Start of ARTICLE

The process which still holds the open socket is bound to the updater. So it's not the Firefox process anymore. Are we doing anything fancy here with the process of Firefox before the update?
Matt, this might have to do with the changes you made to nsUpdateDriver.cpp that spohl reviewed. Could you help whimboo out with this?
Flags: needinfo?(mhowell)
This did start happening right after that patch (bug 1272614) landed. I'll poke around some.
Thanks Matt! Could it be that we do not wait long enough until the old process quit? It looks like we fork it into the update process, so that we maybe end-up with two instances at the same time. Right now Marionette always uses port 2828, and will fail. Btw. I proposed a solution for finding another available port on bug 1240830. So if that cannot be fixed in Firefox, we will have to fix the test harness.
Blocks: 1272614
I am sorry, but I have not been able to reproduce this failure to save my life. I'm watching the "partial patch -> invalidate -> complete patch" flow run, and it passes every time for me. I've tried multiple Linux machines, I even tried generating artificial load to slow everything down because I thought that might make this failure more likely, but it did not.

Truth be told, I'm pretty stumped. As pointed out in comment 23, we are playing some process games on Linux, in that we use execv() to invoke the updater directly from the browser process, but we've been doing that forever (or at least further back than the Mercurial history goes). The relevant change in bug 1272614 was to the other case, when we're staging an update. Then, we fork/exec a new process for the updater and wait for it to exit; the change was just to make that wait non-blocking.

I'm not giving up quite yet, but I don't have any ideas right now.
Flags: needinfo?(mhowell)
Maybe whimboo can help you reproduce it.
(In reply to Robert Strong [:rstrong] (use needinfo to contact me) from comment #31)
> Maybe whimboo can help you reproduce it.
He did give me some advice over in bug 1285340. I have so little idea what I'm looking for, I need time to even figure out what else to ask.

End of ARTICLE

#### [PROBLEM STATEMENT]
Per the bug thread, which port does Marionette always use? The material has no role in this exercise.

Start of DATASET CONTENT

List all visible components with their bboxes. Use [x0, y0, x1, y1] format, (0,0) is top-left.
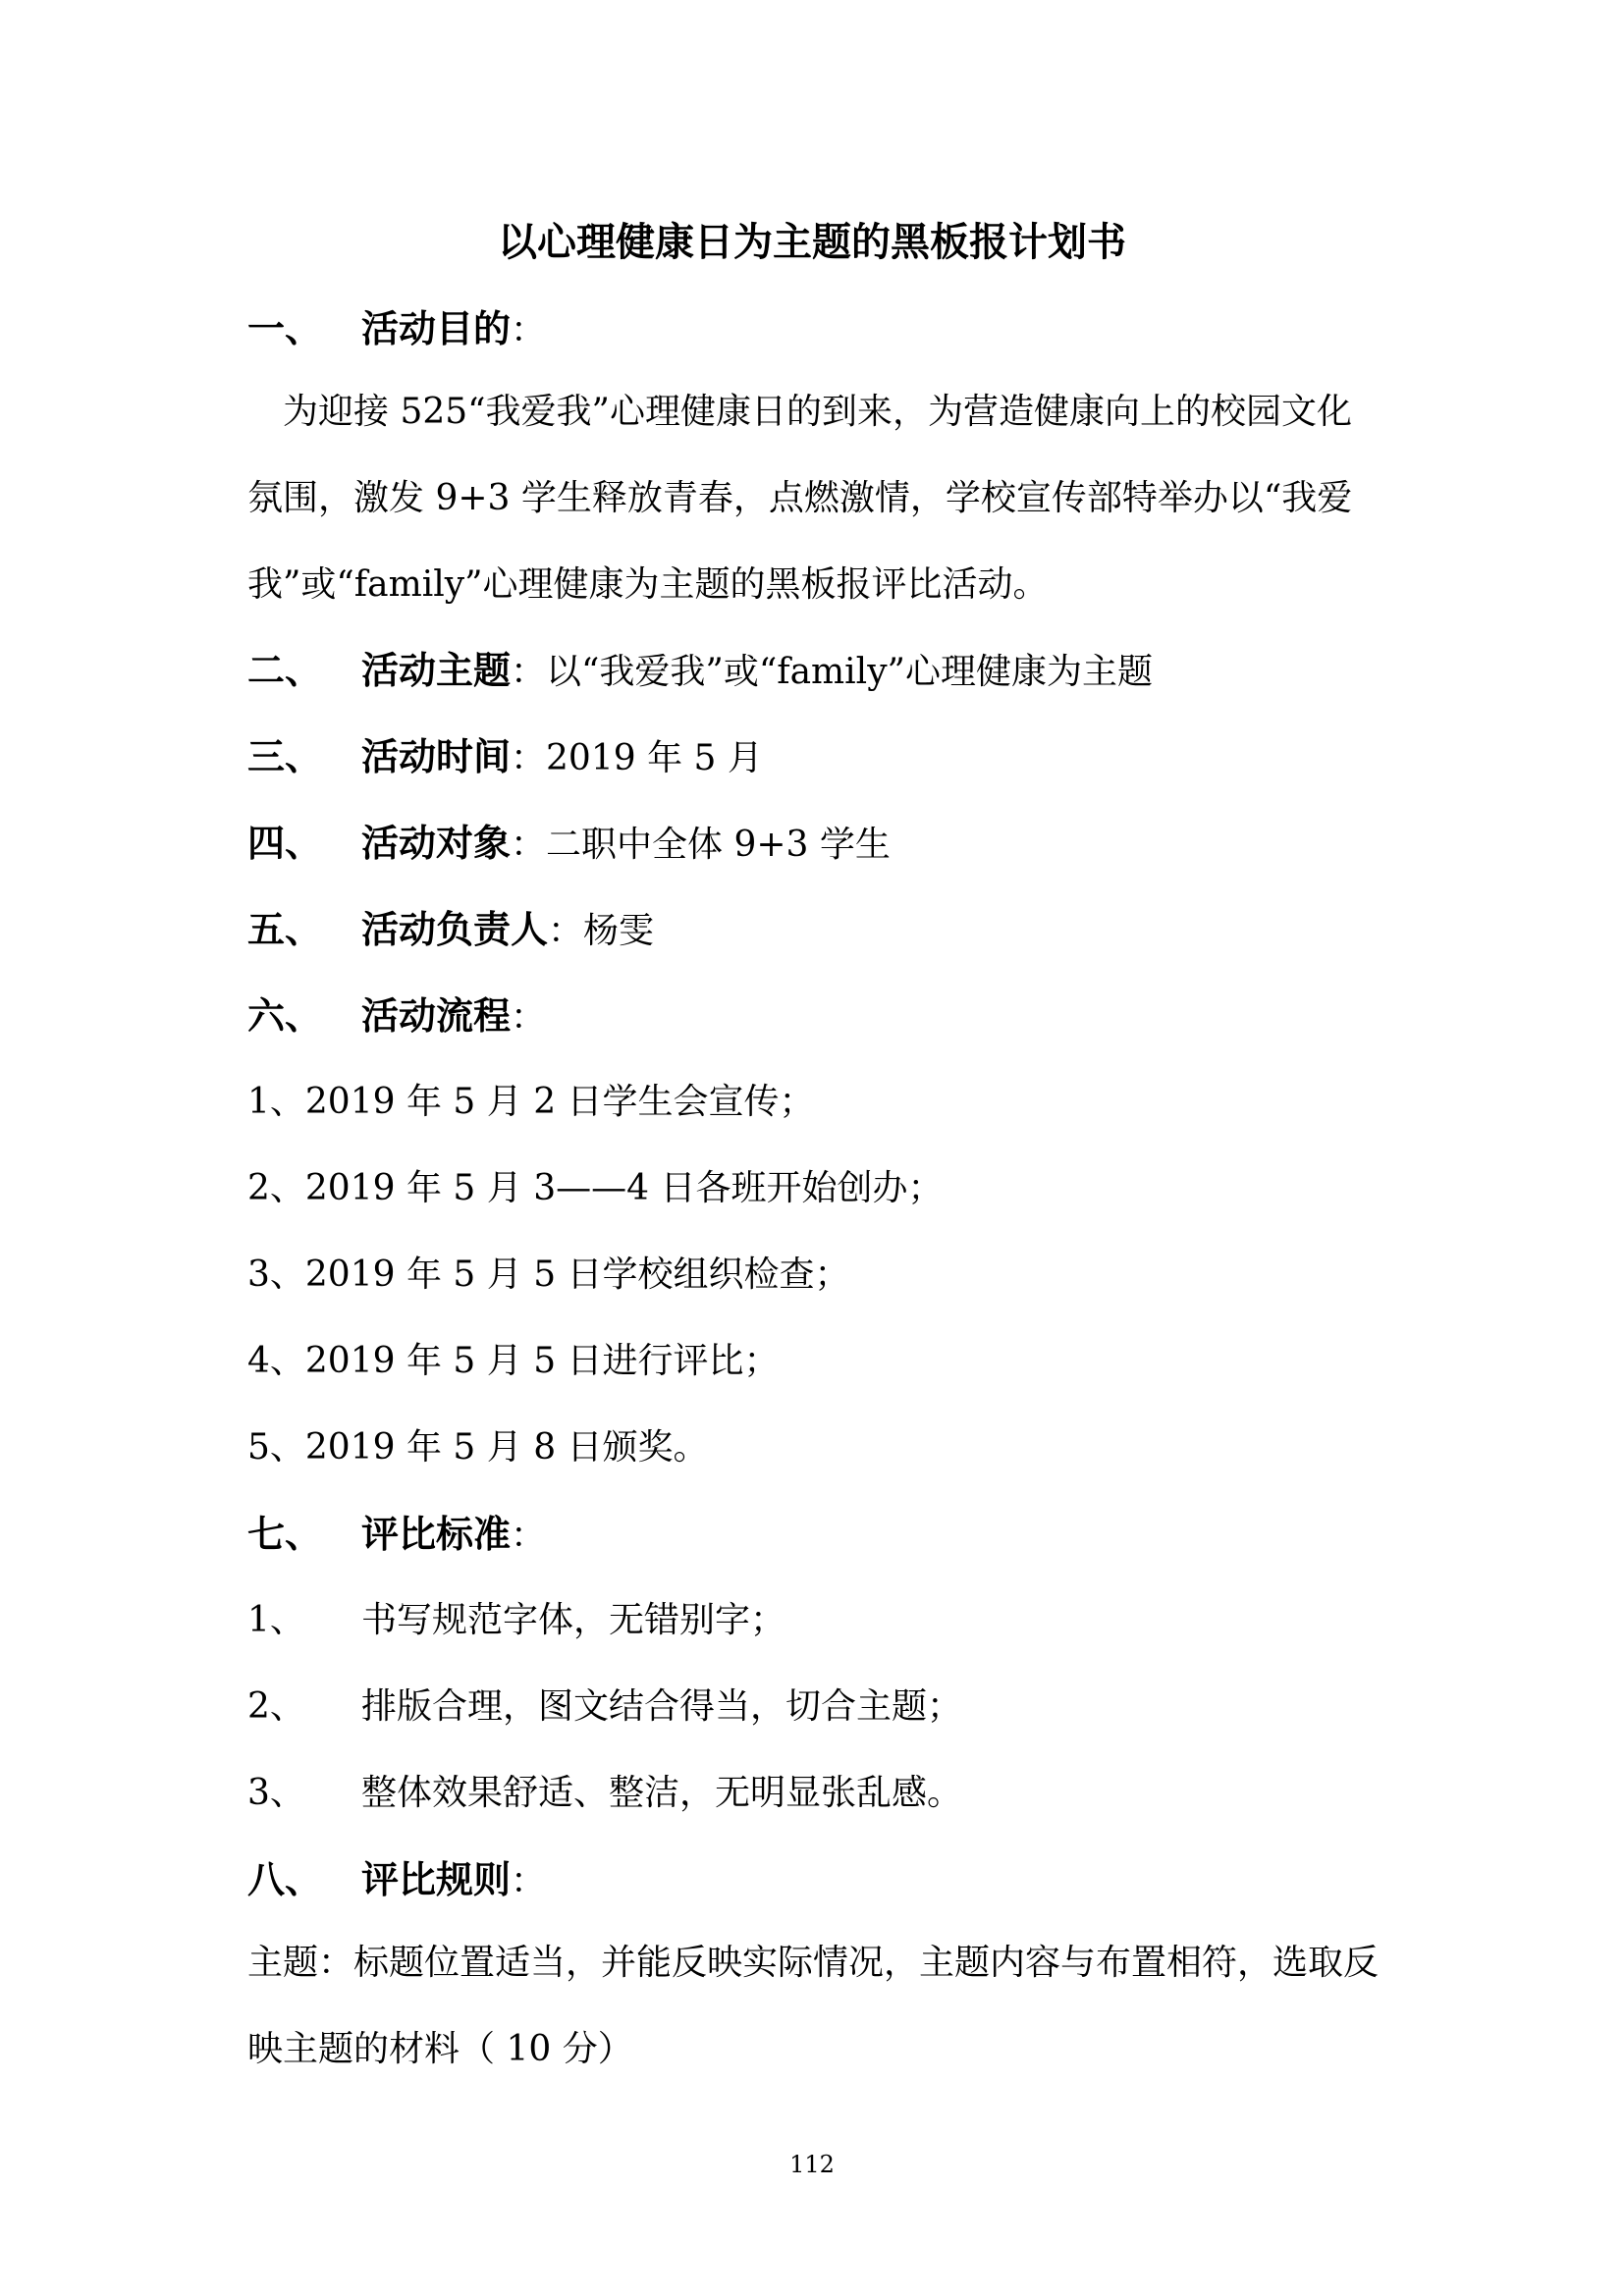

End of DATASET CONTENT

#### [WORKED ANSWER]
Port 2828.